■ Stated goal ■
Output all records precisely as written.

■ Task input ■
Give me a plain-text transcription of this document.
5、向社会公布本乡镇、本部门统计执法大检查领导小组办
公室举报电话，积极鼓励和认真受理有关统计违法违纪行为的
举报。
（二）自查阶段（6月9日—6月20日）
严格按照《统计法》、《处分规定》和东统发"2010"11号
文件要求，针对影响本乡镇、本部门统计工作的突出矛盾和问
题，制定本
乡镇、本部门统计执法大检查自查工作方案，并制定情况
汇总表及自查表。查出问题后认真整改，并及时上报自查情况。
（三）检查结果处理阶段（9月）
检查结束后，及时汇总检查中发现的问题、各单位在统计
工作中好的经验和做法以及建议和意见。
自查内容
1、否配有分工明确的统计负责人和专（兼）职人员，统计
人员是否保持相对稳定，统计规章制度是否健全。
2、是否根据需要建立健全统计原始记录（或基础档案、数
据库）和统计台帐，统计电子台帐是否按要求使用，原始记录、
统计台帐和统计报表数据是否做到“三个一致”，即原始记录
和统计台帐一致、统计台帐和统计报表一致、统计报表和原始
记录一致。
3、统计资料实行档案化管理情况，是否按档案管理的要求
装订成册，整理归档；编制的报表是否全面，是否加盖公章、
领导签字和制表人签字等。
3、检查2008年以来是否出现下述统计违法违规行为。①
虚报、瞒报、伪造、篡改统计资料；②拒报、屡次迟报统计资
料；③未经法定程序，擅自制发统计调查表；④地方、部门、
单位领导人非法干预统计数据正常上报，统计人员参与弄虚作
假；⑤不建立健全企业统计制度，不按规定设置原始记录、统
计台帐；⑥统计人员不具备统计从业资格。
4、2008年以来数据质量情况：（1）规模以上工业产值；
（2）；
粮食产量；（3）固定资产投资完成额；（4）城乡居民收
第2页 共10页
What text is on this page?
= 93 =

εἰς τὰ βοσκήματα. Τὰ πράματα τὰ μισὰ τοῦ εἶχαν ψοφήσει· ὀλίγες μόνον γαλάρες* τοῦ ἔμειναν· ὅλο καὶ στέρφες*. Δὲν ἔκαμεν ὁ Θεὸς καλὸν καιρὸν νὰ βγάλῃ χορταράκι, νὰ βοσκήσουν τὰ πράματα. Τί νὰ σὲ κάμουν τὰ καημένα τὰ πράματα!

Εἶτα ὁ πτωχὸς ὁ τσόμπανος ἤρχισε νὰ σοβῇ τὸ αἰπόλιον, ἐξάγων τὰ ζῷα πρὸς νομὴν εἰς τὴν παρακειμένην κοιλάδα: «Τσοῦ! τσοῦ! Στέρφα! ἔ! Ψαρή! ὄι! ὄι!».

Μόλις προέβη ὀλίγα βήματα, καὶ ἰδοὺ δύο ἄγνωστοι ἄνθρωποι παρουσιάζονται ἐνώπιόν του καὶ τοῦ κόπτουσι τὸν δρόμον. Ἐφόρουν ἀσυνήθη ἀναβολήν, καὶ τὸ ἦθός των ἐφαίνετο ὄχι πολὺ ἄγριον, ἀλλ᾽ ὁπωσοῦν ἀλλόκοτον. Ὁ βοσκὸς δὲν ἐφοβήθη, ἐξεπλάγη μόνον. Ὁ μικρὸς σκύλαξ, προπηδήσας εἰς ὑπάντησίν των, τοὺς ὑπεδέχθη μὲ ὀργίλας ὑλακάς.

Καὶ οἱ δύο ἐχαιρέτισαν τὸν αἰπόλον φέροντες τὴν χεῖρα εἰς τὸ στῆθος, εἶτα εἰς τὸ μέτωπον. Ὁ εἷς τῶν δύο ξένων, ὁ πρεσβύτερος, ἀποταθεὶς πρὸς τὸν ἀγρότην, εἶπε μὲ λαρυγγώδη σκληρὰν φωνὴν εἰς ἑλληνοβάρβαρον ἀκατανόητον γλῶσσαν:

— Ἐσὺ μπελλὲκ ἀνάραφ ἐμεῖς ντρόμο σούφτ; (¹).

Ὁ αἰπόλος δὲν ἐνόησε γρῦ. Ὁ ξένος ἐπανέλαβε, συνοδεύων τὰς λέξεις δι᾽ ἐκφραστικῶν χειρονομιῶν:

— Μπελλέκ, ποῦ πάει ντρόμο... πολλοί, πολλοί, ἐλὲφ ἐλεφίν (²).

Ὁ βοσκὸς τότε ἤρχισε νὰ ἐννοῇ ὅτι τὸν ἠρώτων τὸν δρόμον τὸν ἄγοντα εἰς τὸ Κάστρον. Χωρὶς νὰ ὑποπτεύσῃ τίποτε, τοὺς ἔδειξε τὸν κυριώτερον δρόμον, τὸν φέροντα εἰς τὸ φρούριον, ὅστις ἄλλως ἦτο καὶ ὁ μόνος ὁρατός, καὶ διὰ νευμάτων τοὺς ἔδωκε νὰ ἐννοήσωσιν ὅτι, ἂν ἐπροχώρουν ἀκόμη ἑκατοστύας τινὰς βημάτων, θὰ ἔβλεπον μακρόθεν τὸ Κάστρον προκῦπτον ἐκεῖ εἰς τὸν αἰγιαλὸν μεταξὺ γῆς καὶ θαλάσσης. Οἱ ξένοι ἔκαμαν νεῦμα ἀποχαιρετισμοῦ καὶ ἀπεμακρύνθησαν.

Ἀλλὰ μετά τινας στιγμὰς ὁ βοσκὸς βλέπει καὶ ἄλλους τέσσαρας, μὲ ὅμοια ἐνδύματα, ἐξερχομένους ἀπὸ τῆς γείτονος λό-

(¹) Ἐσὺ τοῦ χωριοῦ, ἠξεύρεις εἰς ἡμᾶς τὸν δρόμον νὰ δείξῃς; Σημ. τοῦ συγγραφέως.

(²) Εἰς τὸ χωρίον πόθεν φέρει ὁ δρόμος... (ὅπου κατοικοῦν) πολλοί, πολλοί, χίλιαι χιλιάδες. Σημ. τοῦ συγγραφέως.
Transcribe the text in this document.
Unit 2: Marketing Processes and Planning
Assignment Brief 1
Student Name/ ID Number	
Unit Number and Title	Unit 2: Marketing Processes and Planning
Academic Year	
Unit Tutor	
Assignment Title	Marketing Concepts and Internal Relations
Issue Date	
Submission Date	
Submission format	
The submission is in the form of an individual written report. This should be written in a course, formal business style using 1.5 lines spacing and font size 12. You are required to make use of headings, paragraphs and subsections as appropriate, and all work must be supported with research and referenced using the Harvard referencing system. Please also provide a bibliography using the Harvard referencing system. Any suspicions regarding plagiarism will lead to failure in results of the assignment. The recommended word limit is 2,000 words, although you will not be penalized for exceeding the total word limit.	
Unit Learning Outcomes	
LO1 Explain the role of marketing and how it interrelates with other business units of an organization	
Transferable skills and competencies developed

■ Task solution ■
Give me a plain-text transcription of this document.
5、向社会公布本乡镇、本部门统计执法大检查领导小组办
公室举报电话，积极鼓励和认真受理有关统计违法违纪行为的
举报。
（二）自查阶段（6月9日—6月20日）
严格按照《统计法》、《处分规定》和东统发"2010"11号
文件要求，针对影响本乡镇、本部门统计工作的突出矛盾和问
题，制定本
乡镇、本部门统计执法大检查自查工作方案，并制定情况
汇总表及自查表。查出问题后认真整改，并及时上报自查情况。
（三）检查结果处理阶段（9月）
检查结束后，及时汇总检查中发现的问题、各单位在统计
工作中好的经验和做法以及建议和意见。
自查内容
1、否配有分工明确的统计负责人和专（兼）职人员，统计
人员是否保持相对稳定，统计规章制度是否健全。
2、是否根据需要建立健全统计原始记录（或基础档案、数
据库）和统计台帐，统计电子台帐是否按要求使用，原始记录、
统计台帐和统计报表数据是否做到“三个一致”，即原始记录
和统计台帐一致、统计台帐和统计报表一致、统计报表和原始
记录一致。
3、统计资料实行档案化管理情况，是否按档案管理的要求
装订成册，整理归档；编制的报表是否全面，是否加盖公章、
领导签字和制表人签字等。
3、检查2008年以来是否出现下述统计违法违规行为。①
虚报、瞒报、伪造、篡改统计资料；②拒报、屡次迟报统计资
料；③未经法定程序，擅自制发统计调查表；④地方、部门、
单位领导人非法干预统计数据正常上报，统计人员参与弄虚作
假；⑤不建立健全企业统计制度，不按规定设置原始记录、统
计台帐；⑥统计人员不具备统计从业资格。
4、2008年以来数据质量情况：（1）规模以上工业产值；
（2）；
粮食产量；（3）固定资产投资完成额；（4）城乡居民收
第2页 共10页
What text is on this page?
= 93 =

εἰς τὰ βοσκήματα. Τὰ πράματα τὰ μισὰ τοῦ εἶχαν ψοφήσει· ὀλίγες μόνον γαλάρες* τοῦ ἔμειναν· ὅλο καὶ στέρφες*. Δὲν ἔκαμεν ὁ Θεὸς καλὸν καιρὸν νὰ βγάλῃ χορταράκι, νὰ βοσκήσουν τὰ πράματα. Τί νὰ σὲ κάμουν τὰ καημένα τὰ πράματα!

Εἶτα ὁ πτωχὸς ὁ τσόμπανος ἤρχισε νὰ σοβῇ τὸ αἰπόλιον, ἐξάγων τὰ ζῷα πρὸς νομὴν εἰς τὴν παρακειμένην κοιλάδα: «Τσοῦ! τσοῦ! Στέρφα! ἔ! Ψαρή! ὄι! ὄι!».

Μόλις προέβη ὀλίγα βήματα, καὶ ἰδοὺ δύο ἄγνωστοι ἄνθρωποι παρουσιάζονται ἐνώπιόν του καὶ τοῦ κόπτουσι τὸν δρόμον. Ἐφόρουν ἀσυνήθη ἀναβολήν, καὶ τὸ ἦθός των ἐφαίνετο ὄχι πολὺ ἄγριον, ἀλλ᾽ ὁπωσοῦν ἀλλόκοτον. Ὁ βοσκὸς δὲν ἐφοβήθη, ἐξεπλάγη μόνον. Ὁ μικρὸς σκύλαξ, προπηδήσας εἰς ὑπάντησίν των, τοὺς ὑπεδέχθη μὲ ὀργίλας ὑλακάς.

Καὶ οἱ δύο ἐχαιρέτισαν τὸν αἰπόλον φέροντες τὴν χεῖρα εἰς τὸ στῆθος, εἶτα εἰς τὸ μέτωπον. Ὁ εἷς τῶν δύο ξένων, ὁ πρεσβύτερος, ἀποταθεὶς πρὸς τὸν ἀγρότην, εἶπε μὲ λαρυγγώδη σκληρὰν φωνὴν εἰς ἑλληνοβάρβαρον ἀκατανόητον γλῶσσαν:

— Ἐσὺ μπελλὲκ ἀνάραφ ἐμεῖς ντρόμο σούφτ; (¹).

Ὁ αἰπόλος δὲν ἐνόησε γρῦ. Ὁ ξένος ἐπανέλαβε, συνοδεύων τὰς λέξεις δι᾽ ἐκφραστικῶν χειρονομιῶν:

— Μπελλέκ, ποῦ πάει ντρόμο... πολλοί, πολλοί, ἐλὲφ ἐλεφίν (²).

Ὁ βοσκὸς τότε ἤρχισε νὰ ἐννοῇ ὅτι τὸν ἠρώτων τὸν δρόμον τὸν ἄγοντα εἰς τὸ Κάστρον. Χωρὶς νὰ ὑποπτεύσῃ τίποτε, τοὺς ἔδειξε τὸν κυριώτερον δρόμον, τὸν φέροντα εἰς τὸ φρούριον, ὅστις ἄλλως ἦτο καὶ ὁ μόνος ὁρατός, καὶ διὰ νευμάτων τοὺς ἔδωκε νὰ ἐννοήσωσιν ὅτι, ἂν ἐπροχώρουν ἀκόμη ἑκατοστύας τινὰς βημάτων, θὰ ἔβλεπον μακρόθεν τὸ Κάστρον προκῦπτον ἐκεῖ εἰς τὸν αἰγιαλὸν μεταξὺ γῆς καὶ θαλάσσης. Οἱ ξένοι ἔκαμαν νεῦμα ἀποχαιρετισμοῦ καὶ ἀπεμακρύνθησαν.

Ἀλλὰ μετά τινας στιγμὰς ὁ βοσκὸς βλέπει καὶ ἄλλους τέσσαρας, μὲ ὅμοια ἐνδύματα, ἐξερχομένους ἀπὸ τῆς γείτονος λό-

(¹) Ἐσὺ τοῦ χωριοῦ, ἠξεύρεις εἰς ἡμᾶς τὸν δρόμον νὰ δείξῃς; Σημ. τοῦ συγγραφέως.

(²) Εἰς τὸ χωρίον πόθεν φέρει ὁ δρόμος... (ὅπου κατοικοῦν) πολλοί, πολλοί, χίλιαι χιλιάδες. Σημ. τοῦ συγγραφέως.
Transcribe the text in this document.
Unit 2: Marketing Processes and Planning
Assignment Brief 1
Student Name/ ID Number	
Unit Number and Title	Unit 2: Marketing Processes and Planning
Academic Year	
Unit Tutor	
Assignment Title	Marketing Concepts and Internal Relations
Issue Date	
Submission Date	
Submission format	
The submission is in the form of an individual written report. This should be written in a course, formal business style using 1.5 lines spacing and font size 12. You are required to make use of headings, paragraphs and subsections as appropriate, and all work must be supported with research and referenced using the Harvard referencing system. Please also provide a bibliography using the Harvard referencing system. Any suspicions regarding plagiarism will lead to failure in results of the assignment. The recommended word limit is 2,000 words, although you will not be penalized for exceeding the total word limit.	
Unit Learning Outcomes	
LO1 Explain the role of marketing and how it interrelates with other business units of an organization	
Transferable skills and competencies developed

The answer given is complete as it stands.